### WHAT THE TASK REQUIRES
Transcribe the records below exactly, leaving out any pictures.

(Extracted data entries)
-- start --

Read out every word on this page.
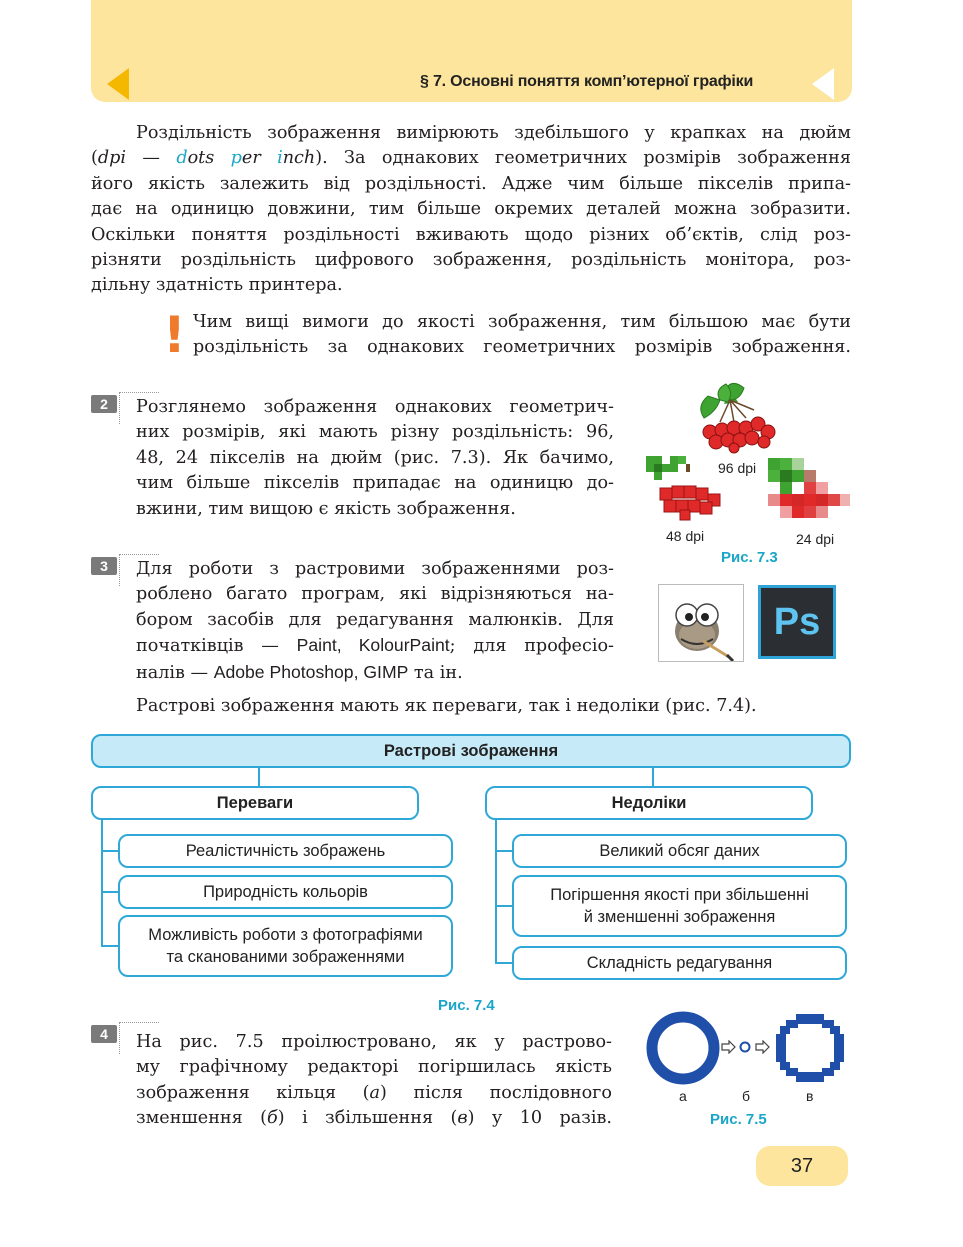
§ 7. Основні поняття комп’ютерної графіки
Роздільність зображення вимірюють здебільшого у крапках на дюйм
(dpi — dots per inch). За однакових геометричних розмірів зображення
йoго якість залежить від роздільності. Адже чим більше пікселів припа-
дає на одиницю довжини, тим більше окремих деталей можна зобразити.
Оскільки поняття роздільності вживають щодо різних об’єктів, слід роз-
різняти роздільність цифрового зображення, роздільність монітора, роз-
дільну здатність принтера.
! Чим вищі вимоги до якості зображення, тим більшою має бути
роздільність за однакових геометричних розмірів зображення.
2	Розглянемо зображення однакових геометрич-
них розмірів, які мають різну роздільність: 96,
48, 24 пікселів на дюйм (рис. 7.3). Як бачимо,
чим більше пікселів припадає на одиницю до-
вжини, тим вищою є якість зображення.
96 dpi
48 dpi	24 dpi
Рис. 7.3
3	Для роботи з растровими зображеннями роз-
роблено багато програм, які відрізняються на-
бором засобів для редагування малюнків. Для
початківців — Paint, KolourPaint; для професіо-
налів — Adobe Photoshop, GIMP та ін.
Ps
Растрові зображення мають як переваги, так і недоліки (рис. 7.4).
Растрові зображення
Переваги	Недоліки
Реалістичність зображень
Природність кольорів
Можливість роботи з фотографіями
та сканованими зображеннями
Великий обсяг даних
Погіршення якості при збільшенні
й зменшенні зображення
Складність редагування
Рис. 7.4
4	На рис. 7.5 проілюстровано, як у растрово-
му графічному редакторі погіршилась якість
зображення кільця (а) після послідовного
зменшення (б) і збільшення (в) у 10 разів.
а	б	в
Рис. 7.5
37
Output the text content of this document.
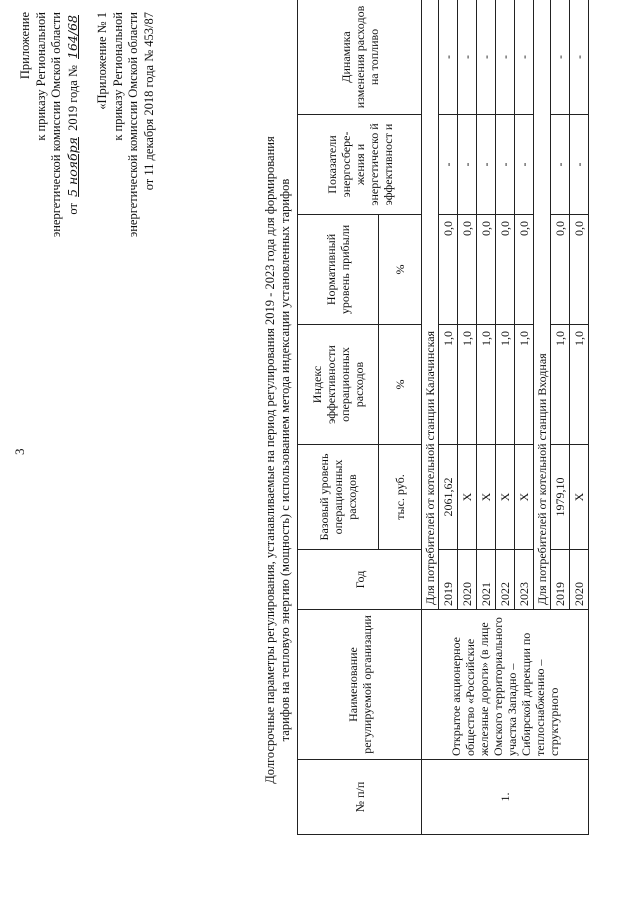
3
Приложение к приказу Региональной энергетической комиссии Омской области от 5 ноября 2019 года № 164/68 «Приложение № 1 к приказу Региональной энергетической комиссии Омской области от 11 декабря 2018 года № 453/87
Долгосрочные параметры регулирования, устанавливаемые на период регулирования 2019 - 2023 года для формирования тарифов на тепловую энергию (мощность) с использованием метода индексации установленных тарифов
№ п/п	Наименование регулируемой организации	Год	Базовый уровень операционных расходов	Индекс эффективности операционных расходов	Нормативный уровень прибыли	Показатели энергосбере- жения и энергетическо й эффективност и	Динамика изменения расходов на топливо
			тыс. руб.	%	%		
1.	Открытое акционерное общество «Российские железные дороги» (в лице Омского территориального участка Западно – Сибирской дирекции по теплоснабжению – структурного	Для потребителей от котельной станции Калачинская					
		2019	2061,62	1,0	0,0	-	-
		2020	X	1,0	0,0	-	-
		2021	X	1,0	0,0	-	-
		2022	X	1,0	0,0	-	-
		2023	X	1,0	0,0	-	-
		Для потребителей от котельной станции Входная					
		2019	1979,10	1,0	0,0	-	-
		2020	X	1,0	0,0	-	-
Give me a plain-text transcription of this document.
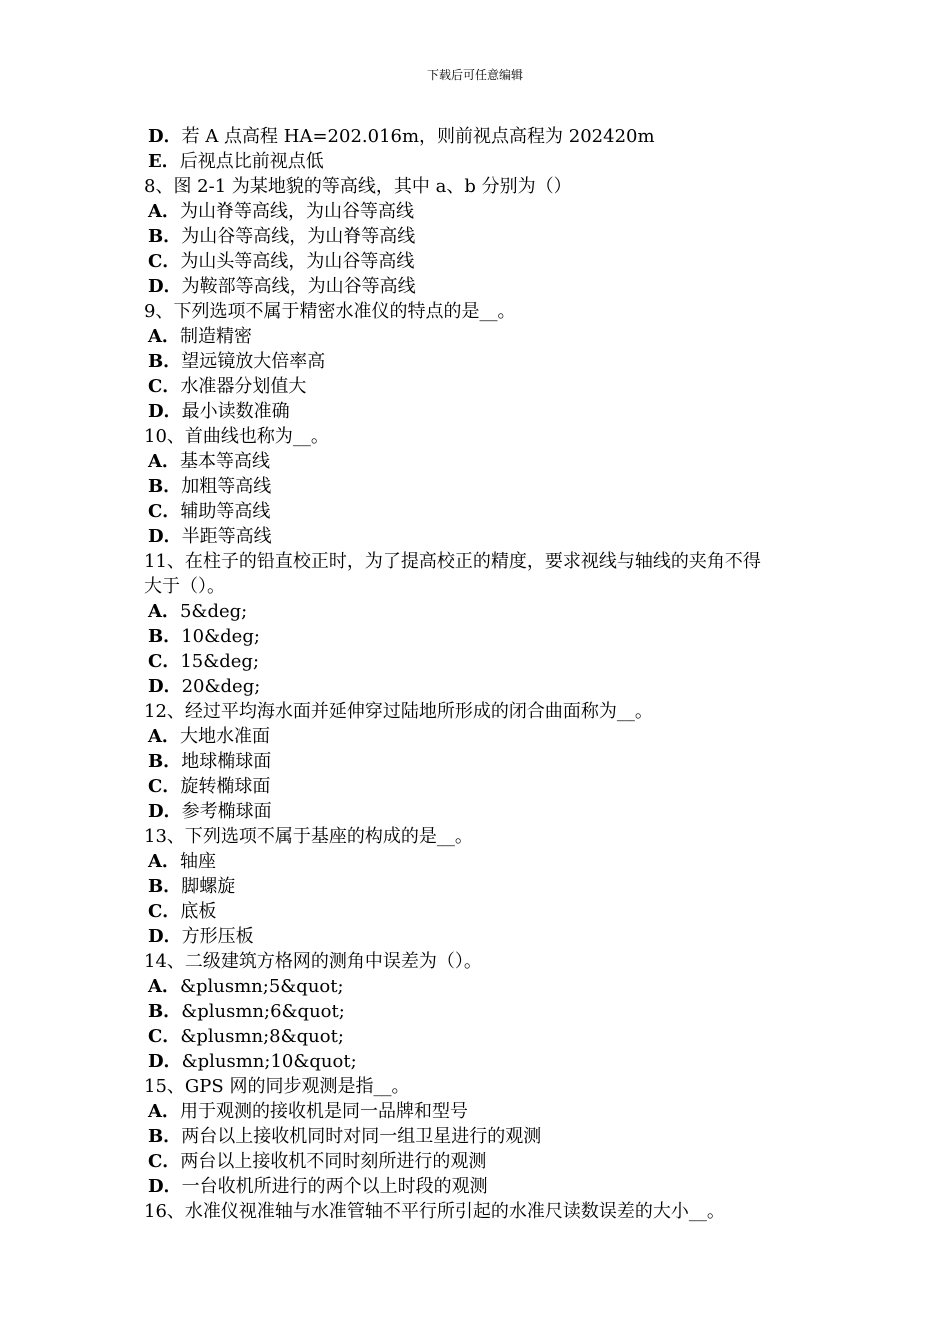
下载后可任意编辑
D．若 A 点高程 HA=202.016m，则前视点高程为 202420m
E．后视点比前视点低
8、图 2-1 为某地貌的等高线，其中 a、b 分别为（）
A．为山脊等高线，为山谷等高线
B．为山谷等高线，为山脊等高线
C．为山头等高线，为山谷等高线
D．为鞍部等高线，为山谷等高线
9、下列选项不属于精密水准仪的特点的是__。
A．制造精密
B．望远镜放大倍率高
C．水准器分划值大
D．最小读数准确
10、首曲线也称为__。
A．基本等高线
B．加粗等高线
C．辅助等高线
D．半距等高线
11、在柱子的铅直校正时，为了提高校正的精度，要求视线与轴线的夹角不得
大于（）。
A．5&deg;
B．10&deg;
C．15&deg;
D．20&deg;
12、经过平均海水面并延伸穿过陆地所形成的闭合曲面称为__。
A．大地水准面
B．地球椭球面
C．旋转椭球面
D．参考椭球面
13、下列选项不属于基座的构成的是__。
A．轴座
B．脚螺旋
C．底板
D．方形压板
14、二级建筑方格网的测角中误差为（）。
A．&plusmn;5&quot;
B．&plusmn;6&quot;
C．&plusmn;8&quot;
D．&plusmn;10&quot;
15、GPS 网的同步观测是指__。
A．用于观测的接收机是同一品牌和型号
B．两台以上接收机同时对同一组卫星进行的观测
C．两台以上接收机不同时刻所进行的观测
D．一台收机所进行的两个以上时段的观测
16、水准仪视准轴与水准管轴不平行所引起的水准尺读数误差的大小__。
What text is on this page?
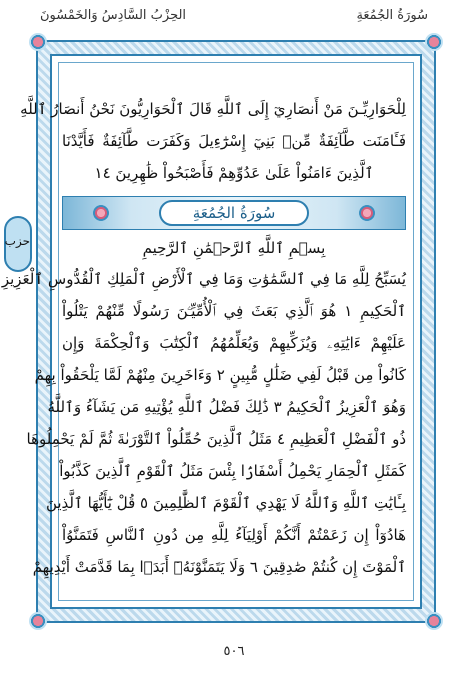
سُورَةُ الجُمُعَةِ
الحِزْبُ السَّادِسُ وَالخَمْسُونَ
حزب
لِلْحَوَارِيِّـنَ مَنْ أَنصَارِيٓ إِلَى ٱللَّهِ قَالَ ٱلْحَوَارِيُّونَ نَحْنُ أَنصَارُ ٱللَّهِ
فَـَٔامَنَت طَّآئِفَةٌ مِّنۢ بَنِيٓ إِسْرَٰٓءِيلَ وَكَفَرَت طَّآئِفَةٌ فَأَيَّدْنَا
ٱلَّذِينَ ءَامَنُواْ عَلَىٰ عَدُوِّهِمْ فَأَصْبَحُواْ ظَٰهِرِينَ ١٤
سُورَةُ الجُمُعَةِ
بِسۡمِ ٱللَّهِ ٱلرَّحۡمَٰنِ ٱلرَّحِيمِ
يُسَبِّحُ لِلَّهِ مَا فِي ٱلسَّمَٰوَٰتِ وَمَا فِي ٱلْأَرْضِ ٱلْمَلِكِ ٱلْقُدُّوسِ ٱلْعَزِيزِ
ٱلْحَكِيمِ ١ هُوَ ٱلَّذِي بَعَثَ فِي ٱلْأُمِّيِّـۧنَ رَسُولًا مِّنْهُمْ يَتْلُواْ
عَلَيْهِمْ ءَايَٰتِهِۦ وَيُزَكِّيهِمْ وَيُعَلِّمُهُمُ ٱلْكِتَٰبَ وَٱلْحِكْمَةَ وَإِن
كَانُواْ مِن قَبْلُ لَفِي ضَلَٰلٍ مُّبِينٍ ٢ وَءَاخَرِينَ مِنْهُمْ لَمَّا يَلْحَقُواْ بِهِمْ
وَهُوَ ٱلْعَزِيزُ ٱلْحَكِيمُ ٣ ذَٰلِكَ فَضْلُ ٱللَّهِ يُؤْتِيهِ مَن يَشَآءُ وَٱللَّهُ
ذُو ٱلْفَضْلِ ٱلْعَظِيمِ ٤ مَثَلُ ٱلَّذِينَ حُمِّلُواْ ٱلتَّوْرَىٰةَ ثُمَّ لَمْ يَحْمِلُوهَا
كَمَثَلِ ٱلْحِمَارِ يَحْمِلُ أَسْفَارَۢا بِئْسَ مَثَلُ ٱلْقَوْمِ ٱلَّذِينَ كَذَّبُواْ
بِـَٔايَٰتِ ٱللَّهِ وَٱللَّهُ لَا يَهْدِي ٱلْقَوْمَ ٱلظَّٰلِمِينَ ٥ قُلْ يَٰٓأَيُّهَا ٱلَّذِينَ
هَادُوٓاْ إِن زَعَمْتُمْ أَنَّكُمْ أَوْلِيَآءُ لِلَّهِ مِن دُونِ ٱلنَّاسِ فَتَمَنَّوُاْ
ٱلْمَوْتَ إِن كُنتُمْ صَٰدِقِينَ ٦ وَلَا يَتَمَنَّوْنَهُۥٓ أَبَدَۢا بِمَا قَدَّمَتْ أَيْدِيهِمْ
٥٠٦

-- end --

### OUTPUT FOR THIS TASK
Read out every word on this page.
§ 7. Основні поняття комп’ютерної графіки
Роздільність зображення вимірюють здебільшого у крапках на дюйм
(dpi — dots per inch). За однакових геометричних розмірів зображення
йoго якість залежить від роздільності. Адже чим більше пікселів припа-
дає на одиницю довжини, тим більше окремих деталей можна зобразити.
Оскільки поняття роздільності вживають щодо різних об’єктів, слід роз-
різняти роздільність цифрового зображення, роздільність монітора, роз-
дільну здатність принтера.
! Чим вищі вимоги до якості зображення, тим більшою має бути
роздільність за однакових геометричних розмірів зображення.
2	Розглянемо зображення однакових геометрич-
них розмірів, які мають різну роздільність: 96,
48, 24 пікселів на дюйм (рис. 7.3). Як бачимо,
чим більше пікселів припадає на одиницю до-
вжини, тим вищою є якість зображення.
96 dpi
48 dpi	24 dpi
Рис. 7.3
3	Для роботи з растровими зображеннями роз-
роблено багато програм, які відрізняються на-
бором засобів для редагування малюнків. Для
початківців — Paint, KolourPaint; для професіо-
налів — Adobe Photoshop, GIMP та ін.
Ps
Растрові зображення мають як переваги, так і недоліки (рис. 7.4).
Растрові зображення
Переваги	Недоліки
Реалістичність зображень
Природність кольорів
Можливість роботи з фотографіями
та сканованими зображеннями
Великий обсяг даних
Погіршення якості при збільшенні
й зменшенні зображення
Складність редагування
Рис. 7.4
4	На рис. 7.5 проілюстровано, як у растрово-
му графічному редакторі погіршилась якість
зображення кільця (а) після послідовного
зменшення (б) і збільшення (в) у 10 разів.
а	б	в
Рис. 7.5
37
Output the text content of this document.
3
Приложение к приказу Региональной энергетической комиссии Омской области от 5 ноября 2019 года № 164/68 «Приложение № 1 к приказу Региональной энергетической комиссии Омской области от 11 декабря 2018 года № 453/87
Долгосрочные параметры регулирования, устанавливаемые на период регулирования 2019 - 2023 года для формирования тарифов на тепловую энергию (мощность) с использованием метода индексации установленных тарифов
№ п/п	Наименование регулируемой организации	Год	Базовый уровень операционных расходов	Индекс эффективности операционных расходов	Нормативный уровень прибыли	Показатели энергосбере- жения и энергетическо й эффективност и	Динамика изменения расходов на топливо
			тыс. руб.	%	%		
1.	Открытое акционерное общество «Российские железные дороги» (в лице Омского территориального участка Западно – Сибирской дирекции по теплоснабжению – структурного	Для потребителей от котельной станции Калачинская					
		2019	2061,62	1,0	0,0	-	-
		2020	X	1,0	0,0	-	-
		2021	X	1,0	0,0	-	-
		2022	X	1,0	0,0	-	-
		2023	X	1,0	0,0	-	-
		Для потребителей от котельной станции Входная					
		2019	1979,10	1,0	0,0	-	-
		2020	X	1,0	0,0	-	-
Give me a plain-text transcription of this document.
下载后可任意编辑
D．若 A 点高程 HA=202.016m，则前视点高程为 202420m
E．后视点比前视点低
8、图 2-1 为某地貌的等高线，其中 a、b 分别为（）
A．为山脊等高线，为山谷等高线
B．为山谷等高线，为山脊等高线
C．为山头等高线，为山谷等高线
D．为鞍部等高线，为山谷等高线
9、下列选项不属于精密水准仪的特点的是__。
A．制造精密
B．望远镜放大倍率高
C．水准器分划值大
D．最小读数准确
10、首曲线也称为__。
A．基本等高线
B．加粗等高线
C．辅助等高线
D．半距等高线
11、在柱子的铅直校正时，为了提高校正的精度，要求视线与轴线的夹角不得
大于（）。
A．5&deg;
B．10&deg;
C．15&deg;
D．20&deg;
12、经过平均海水面并延伸穿过陆地所形成的闭合曲面称为__。
A．大地水准面
B．地球椭球面
C．旋转椭球面
D．参考椭球面
13、下列选项不属于基座的构成的是__。
A．轴座
B．脚螺旋
C．底板
D．方形压板
14、二级建筑方格网的测角中误差为（）。
A．&plusmn;5&quot;
B．&plusmn;6&quot;
C．&plusmn;8&quot;
D．&plusmn;10&quot;
15、GPS 网的同步观测是指__。
A．用于观测的接收机是同一品牌和型号
B．两台以上接收机同时对同一组卫星进行的观测
C．两台以上接收机不同时刻所进行的观测
D．一台收机所进行的两个以上时段的观测
16、水准仪视准轴与水准管轴不平行所引起的水准尺读数误差的大小__。
What text is on this page?
سُورَةُ الجُمُعَةِ
الحِزْبُ السَّادِسُ وَالخَمْسُونَ
حزب
لِلْحَوَارِيِّـنَ مَنْ أَنصَارِيٓ إِلَى ٱللَّهِ قَالَ ٱلْحَوَارِيُّونَ نَحْنُ أَنصَارُ ٱللَّهِ
فَـَٔامَنَت طَّآئِفَةٌ مِّنۢ بَنِيٓ إِسْرَٰٓءِيلَ وَكَفَرَت طَّآئِفَةٌ فَأَيَّدْنَا
ٱلَّذِينَ ءَامَنُواْ عَلَىٰ عَدُوِّهِمْ فَأَصْبَحُواْ ظَٰهِرِينَ ١٤
سُورَةُ الجُمُعَةِ
بِسۡمِ ٱللَّهِ ٱلرَّحۡمَٰنِ ٱلرَّحِيمِ
يُسَبِّحُ لِلَّهِ مَا فِي ٱلسَّمَٰوَٰتِ وَمَا فِي ٱلْأَرْضِ ٱلْمَلِكِ ٱلْقُدُّوسِ ٱلْعَزِيزِ
ٱلْحَكِيمِ ١ هُوَ ٱلَّذِي بَعَثَ فِي ٱلْأُمِّيِّـۧنَ رَسُولًا مِّنْهُمْ يَتْلُواْ
عَلَيْهِمْ ءَايَٰتِهِۦ وَيُزَكِّيهِمْ وَيُعَلِّمُهُمُ ٱلْكِتَٰبَ وَٱلْحِكْمَةَ وَإِن
كَانُواْ مِن قَبْلُ لَفِي ضَلَٰلٍ مُّبِينٍ ٢ وَءَاخَرِينَ مِنْهُمْ لَمَّا يَلْحَقُواْ بِهِمْ
وَهُوَ ٱلْعَزِيزُ ٱلْحَكِيمُ ٣ ذَٰلِكَ فَضْلُ ٱللَّهِ يُؤْتِيهِ مَن يَشَآءُ وَٱللَّهُ
ذُو ٱلْفَضْلِ ٱلْعَظِيمِ ٤ مَثَلُ ٱلَّذِينَ حُمِّلُواْ ٱلتَّوْرَىٰةَ ثُمَّ لَمْ يَحْمِلُوهَا
كَمَثَلِ ٱلْحِمَارِ يَحْمِلُ أَسْفَارَۢا بِئْسَ مَثَلُ ٱلْقَوْمِ ٱلَّذِينَ كَذَّبُواْ
بِـَٔايَٰتِ ٱللَّهِ وَٱللَّهُ لَا يَهْدِي ٱلْقَوْمَ ٱلظَّٰلِمِينَ ٥ قُلْ يَٰٓأَيُّهَا ٱلَّذِينَ
هَادُوٓاْ إِن زَعَمْتُمْ أَنَّكُمْ أَوْلِيَآءُ لِلَّهِ مِن دُونِ ٱلنَّاسِ فَتَمَنَّوُاْ
ٱلْمَوْتَ إِن كُنتُمْ صَٰدِقِينَ ٦ وَلَا يَتَمَنَّوْنَهُۥٓ أَبَدَۢا بِمَا قَدَّمَتْ أَيْدِيهِمْ
٥٠٦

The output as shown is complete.